> THE PROBLEM: Starting at the line that holds "Transcribe the text in this document.", copy every line exactly through the end of the data, and no others.

> RECORDS SUPPLIED:

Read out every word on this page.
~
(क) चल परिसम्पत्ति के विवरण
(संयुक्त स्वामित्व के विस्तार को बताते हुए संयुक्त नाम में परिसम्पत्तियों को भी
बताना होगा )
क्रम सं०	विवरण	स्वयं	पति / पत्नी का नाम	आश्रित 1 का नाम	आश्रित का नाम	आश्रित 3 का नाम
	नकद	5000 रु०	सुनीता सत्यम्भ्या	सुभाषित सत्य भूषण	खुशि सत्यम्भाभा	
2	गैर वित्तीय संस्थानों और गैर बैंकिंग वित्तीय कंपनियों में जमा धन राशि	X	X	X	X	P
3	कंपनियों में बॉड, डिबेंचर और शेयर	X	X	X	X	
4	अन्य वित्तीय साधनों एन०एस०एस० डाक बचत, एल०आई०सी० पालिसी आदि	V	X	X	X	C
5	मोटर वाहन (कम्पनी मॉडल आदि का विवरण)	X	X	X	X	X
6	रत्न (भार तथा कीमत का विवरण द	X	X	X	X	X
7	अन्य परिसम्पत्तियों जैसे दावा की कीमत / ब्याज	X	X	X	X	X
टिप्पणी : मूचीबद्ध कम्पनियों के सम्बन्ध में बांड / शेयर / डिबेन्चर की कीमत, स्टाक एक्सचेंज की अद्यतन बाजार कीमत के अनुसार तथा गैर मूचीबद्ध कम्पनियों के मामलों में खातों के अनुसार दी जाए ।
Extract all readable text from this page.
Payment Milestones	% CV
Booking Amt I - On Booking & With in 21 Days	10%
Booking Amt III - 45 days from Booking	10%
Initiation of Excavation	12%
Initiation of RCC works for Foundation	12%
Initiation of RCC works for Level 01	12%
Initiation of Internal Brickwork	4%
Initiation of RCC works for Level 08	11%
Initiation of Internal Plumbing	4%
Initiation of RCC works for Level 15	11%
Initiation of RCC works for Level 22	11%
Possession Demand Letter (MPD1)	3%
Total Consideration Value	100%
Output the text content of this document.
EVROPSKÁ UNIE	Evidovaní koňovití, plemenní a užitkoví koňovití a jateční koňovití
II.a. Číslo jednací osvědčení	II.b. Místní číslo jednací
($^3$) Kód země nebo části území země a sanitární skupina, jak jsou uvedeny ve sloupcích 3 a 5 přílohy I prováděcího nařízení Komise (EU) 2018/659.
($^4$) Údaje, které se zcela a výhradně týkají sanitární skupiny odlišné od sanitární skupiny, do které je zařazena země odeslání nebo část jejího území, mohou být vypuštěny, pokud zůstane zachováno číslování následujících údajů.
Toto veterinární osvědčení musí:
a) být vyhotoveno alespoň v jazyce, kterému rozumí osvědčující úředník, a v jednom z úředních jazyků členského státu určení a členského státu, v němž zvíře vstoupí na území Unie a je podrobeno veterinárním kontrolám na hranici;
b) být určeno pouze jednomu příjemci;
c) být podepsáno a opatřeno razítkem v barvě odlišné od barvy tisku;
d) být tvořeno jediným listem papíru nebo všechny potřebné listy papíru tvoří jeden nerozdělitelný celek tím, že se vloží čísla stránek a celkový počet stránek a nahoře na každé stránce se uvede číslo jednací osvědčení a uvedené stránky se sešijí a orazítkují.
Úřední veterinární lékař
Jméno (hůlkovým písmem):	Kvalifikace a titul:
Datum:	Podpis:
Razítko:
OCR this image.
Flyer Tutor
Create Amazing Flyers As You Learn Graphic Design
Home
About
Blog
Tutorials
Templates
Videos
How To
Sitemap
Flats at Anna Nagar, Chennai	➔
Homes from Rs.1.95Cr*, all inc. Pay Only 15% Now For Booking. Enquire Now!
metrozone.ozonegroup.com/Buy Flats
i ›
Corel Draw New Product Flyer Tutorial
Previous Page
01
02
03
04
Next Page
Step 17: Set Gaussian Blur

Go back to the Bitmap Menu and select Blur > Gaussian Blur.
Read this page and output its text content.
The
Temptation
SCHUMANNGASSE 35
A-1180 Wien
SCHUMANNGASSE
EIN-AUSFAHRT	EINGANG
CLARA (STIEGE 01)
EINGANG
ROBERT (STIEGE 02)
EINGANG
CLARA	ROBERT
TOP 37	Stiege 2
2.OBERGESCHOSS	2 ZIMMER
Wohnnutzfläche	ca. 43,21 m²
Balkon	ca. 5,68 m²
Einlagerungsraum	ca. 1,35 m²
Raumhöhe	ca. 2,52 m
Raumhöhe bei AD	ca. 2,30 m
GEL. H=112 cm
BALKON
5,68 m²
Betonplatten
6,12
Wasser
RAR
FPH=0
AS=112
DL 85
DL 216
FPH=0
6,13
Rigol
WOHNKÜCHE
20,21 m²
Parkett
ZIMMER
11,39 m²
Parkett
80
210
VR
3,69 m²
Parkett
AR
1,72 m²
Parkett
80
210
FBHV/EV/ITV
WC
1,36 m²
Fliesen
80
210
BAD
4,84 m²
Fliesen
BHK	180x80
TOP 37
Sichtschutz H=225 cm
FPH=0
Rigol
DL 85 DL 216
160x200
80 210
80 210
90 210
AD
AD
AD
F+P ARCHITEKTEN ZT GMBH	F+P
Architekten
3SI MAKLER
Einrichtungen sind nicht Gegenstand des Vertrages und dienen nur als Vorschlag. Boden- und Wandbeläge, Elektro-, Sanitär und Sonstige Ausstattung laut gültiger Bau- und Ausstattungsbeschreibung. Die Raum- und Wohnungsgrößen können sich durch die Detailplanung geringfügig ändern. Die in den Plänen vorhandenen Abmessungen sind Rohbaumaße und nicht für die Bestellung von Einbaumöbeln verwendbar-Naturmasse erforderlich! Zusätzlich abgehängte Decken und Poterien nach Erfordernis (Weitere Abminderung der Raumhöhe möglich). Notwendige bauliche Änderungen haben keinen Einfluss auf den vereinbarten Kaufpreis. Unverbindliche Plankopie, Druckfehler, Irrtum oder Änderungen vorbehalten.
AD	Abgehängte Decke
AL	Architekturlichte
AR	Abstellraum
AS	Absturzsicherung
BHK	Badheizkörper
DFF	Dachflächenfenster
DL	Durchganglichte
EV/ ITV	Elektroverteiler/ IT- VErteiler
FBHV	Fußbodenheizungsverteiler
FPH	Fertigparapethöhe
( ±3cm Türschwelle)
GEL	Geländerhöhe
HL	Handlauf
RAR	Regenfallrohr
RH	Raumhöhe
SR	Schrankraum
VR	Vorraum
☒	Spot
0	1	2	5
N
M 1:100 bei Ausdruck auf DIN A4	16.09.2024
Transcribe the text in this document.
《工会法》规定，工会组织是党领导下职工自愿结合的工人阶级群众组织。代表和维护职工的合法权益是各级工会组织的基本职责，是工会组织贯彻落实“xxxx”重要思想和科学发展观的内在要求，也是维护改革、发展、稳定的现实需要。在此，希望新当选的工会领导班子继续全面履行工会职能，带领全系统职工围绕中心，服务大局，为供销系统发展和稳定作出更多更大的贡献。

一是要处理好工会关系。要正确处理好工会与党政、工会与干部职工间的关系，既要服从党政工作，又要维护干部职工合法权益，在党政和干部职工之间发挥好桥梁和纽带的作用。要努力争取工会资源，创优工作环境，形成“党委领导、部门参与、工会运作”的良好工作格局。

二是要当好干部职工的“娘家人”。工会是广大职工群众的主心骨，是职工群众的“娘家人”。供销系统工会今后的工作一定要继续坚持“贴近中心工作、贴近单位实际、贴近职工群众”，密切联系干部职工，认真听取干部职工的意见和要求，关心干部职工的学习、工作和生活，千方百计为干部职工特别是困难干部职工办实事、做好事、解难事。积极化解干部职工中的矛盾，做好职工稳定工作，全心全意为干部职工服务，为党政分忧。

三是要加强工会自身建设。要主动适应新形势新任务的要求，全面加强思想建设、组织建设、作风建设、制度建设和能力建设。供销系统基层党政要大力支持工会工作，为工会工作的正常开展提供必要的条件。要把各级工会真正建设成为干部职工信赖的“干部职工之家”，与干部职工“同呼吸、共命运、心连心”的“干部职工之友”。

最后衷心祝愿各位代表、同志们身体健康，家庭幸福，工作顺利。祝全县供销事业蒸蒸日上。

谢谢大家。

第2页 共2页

> EXPECTED ANSWER:
Transcribe the text in this document.
《工会法》规定，工会组织是党领导下职工自愿结合的工人阶级群众组织。代表和维护职工的合法权益是各级工会组织的基本职责，是工会组织贯彻落实“xxxx”重要思想和科学发展观的内在要求，也是维护改革、发展、稳定的现实需要。在此，希望新当选的工会领导班子继续全面履行工会职能，带领全系统职工围绕中心，服务大局，为供销系统发展和稳定作出更多更大的贡献。

一是要处理好工会关系。要正确处理好工会与党政、工会与干部职工间的关系，既要服从党政工作，又要维护干部职工合法权益，在党政和干部职工之间发挥好桥梁和纽带的作用。要努力争取工会资源，创优工作环境，形成“党委领导、部门参与、工会运作”的良好工作格局。

二是要当好干部职工的“娘家人”。工会是广大职工群众的主心骨，是职工群众的“娘家人”。供销系统工会今后的工作一定要继续坚持“贴近中心工作、贴近单位实际、贴近职工群众”，密切联系干部职工，认真听取干部职工的意见和要求，关心干部职工的学习、工作和生活，千方百计为干部职工特别是困难干部职工办实事、做好事、解难事。积极化解干部职工中的矛盾，做好职工稳定工作，全心全意为干部职工服务，为党政分忧。

三是要加强工会自身建设。要主动适应新形势新任务的要求，全面加强思想建设、组织建设、作风建设、制度建设和能力建设。供销系统基层党政要大力支持工会工作，为工会工作的正常开展提供必要的条件。要把各级工会真正建设成为干部职工信赖的“干部职工之家”，与干部职工“同呼吸、共命运、心连心”的“干部职工之友”。

最后衷心祝愿各位代表、同志们身体健康，家庭幸福，工作顺利。祝全县供销事业蒸蒸日上。

谢谢大家。

第2页 共2页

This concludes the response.